▶ [Exercise goal]: Give the entries again exactly, every one of them.

▶ [Input material]:
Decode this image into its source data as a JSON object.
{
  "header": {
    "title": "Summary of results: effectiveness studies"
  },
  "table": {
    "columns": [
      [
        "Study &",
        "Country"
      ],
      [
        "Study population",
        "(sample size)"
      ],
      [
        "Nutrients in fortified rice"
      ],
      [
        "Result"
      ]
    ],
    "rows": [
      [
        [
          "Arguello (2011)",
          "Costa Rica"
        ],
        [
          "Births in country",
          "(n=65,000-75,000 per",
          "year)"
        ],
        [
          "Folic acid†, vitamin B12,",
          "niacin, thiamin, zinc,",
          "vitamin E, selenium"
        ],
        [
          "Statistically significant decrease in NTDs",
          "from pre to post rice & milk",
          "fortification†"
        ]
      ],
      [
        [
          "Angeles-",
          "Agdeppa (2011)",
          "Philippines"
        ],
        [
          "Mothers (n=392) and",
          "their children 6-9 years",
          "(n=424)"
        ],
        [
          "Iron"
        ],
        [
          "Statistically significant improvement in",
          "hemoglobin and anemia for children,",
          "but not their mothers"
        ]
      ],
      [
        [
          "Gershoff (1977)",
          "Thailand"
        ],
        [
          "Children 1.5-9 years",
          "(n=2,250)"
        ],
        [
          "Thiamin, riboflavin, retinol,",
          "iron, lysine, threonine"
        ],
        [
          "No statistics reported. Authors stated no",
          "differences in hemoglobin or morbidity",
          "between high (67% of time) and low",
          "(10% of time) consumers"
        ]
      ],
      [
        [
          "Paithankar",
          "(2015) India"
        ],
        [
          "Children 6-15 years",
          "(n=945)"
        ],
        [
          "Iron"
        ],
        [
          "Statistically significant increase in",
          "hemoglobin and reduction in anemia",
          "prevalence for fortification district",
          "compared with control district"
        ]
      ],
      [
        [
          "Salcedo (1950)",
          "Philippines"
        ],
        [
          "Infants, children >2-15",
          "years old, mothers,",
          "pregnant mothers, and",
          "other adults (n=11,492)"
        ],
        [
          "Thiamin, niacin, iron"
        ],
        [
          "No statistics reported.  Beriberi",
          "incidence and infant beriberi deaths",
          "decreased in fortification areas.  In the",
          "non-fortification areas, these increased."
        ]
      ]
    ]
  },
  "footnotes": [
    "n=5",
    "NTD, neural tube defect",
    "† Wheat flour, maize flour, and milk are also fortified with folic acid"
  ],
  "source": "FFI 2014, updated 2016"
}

▶ [Result below]:
Decode this image into its source data as a JSON object.
{
  "header": {
    "title": "Summary of results: effectiveness studies"
  },
  "table": {
    "columns": [
      [
        "Study &",
        "Country"
      ],
      [
        "Study population",
        "(sample size)"
      ],
      [
        "Nutrients in fortified rice"
      ],
      [
        "Result"
      ]
    ],
    "rows": [
      [
        [
          "Arguello (2011)",
          "Costa Rica"
        ],
        [
          "Births in country",
          "(n=65,000-75,000 per",
          "year)"
        ],
        [
          "Folic acid†, vitamin B12,",
          "niacin, thiamin, zinc,",
          "vitamin E, selenium"
        ],
        [
          "Statistically significant decrease in NTDs",
          "from pre to post rice & milk",
          "fortification†"
        ]
      ],
      [
        [
          "Angeles-",
          "Agdeppa (2011)",
          "Philippines"
        ],
        [
          "Mothers (n=392) and",
          "their children 6-9 years",
          "(n=424)"
        ],
        [
          "Iron"
        ],
        [
          "Statistically significant improvement in",
          "hemoglobin and anemia for children,",
          "but not their mothers"
        ]
      ],
      [
        [
          "Gershoff (1977)",
          "Thailand"
        ],
        [
          "Children 1.5-9 years",
          "(n=2,250)"
        ],
        [
          "Thiamin, riboflavin, retinol,",
          "iron, lysine, threonine"
        ],
        [
          "No statistics reported. Authors stated no",
          "differences in hemoglobin or morbidity",
          "between high (67% of time) and low",
          "(10% of time) consumers"
        ]
      ],
      [
        [
          "Paithankar",
          "(2015) India"
        ],
        [
          "Children 6-15 years",
          "(n=945)"
        ],
        [
          "Iron"
        ],
        [
          "Statistically significant increase in",
          "hemoglobin and reduction in anemia",
          "prevalence for fortification district",
          "compared with control district"
        ]
      ],
      [
        [
          "Salcedo (1950)",
          "Philippines"
        ],
        [
          "Infants, children >2-15",
          "years old, mothers,",
          "pregnant mothers, and",
          "other adults (n=11,492)"
        ],
        [
          "Thiamin, niacin, iron"
        ],
        [
          "No statistics reported.  Beriberi",
          "incidence and infant beriberi deaths",
          "decreased in fortification areas.  In the",
          "non-fortification areas, these increased."
        ]
      ]
    ]
  },
  "footnotes": [
    "n=5",
    "NTD, neural tube defect",
    "† Wheat flour, maize flour, and milk are also fortified with folic acid"
  ],
  "source": "FFI 2014, updated 2016"
}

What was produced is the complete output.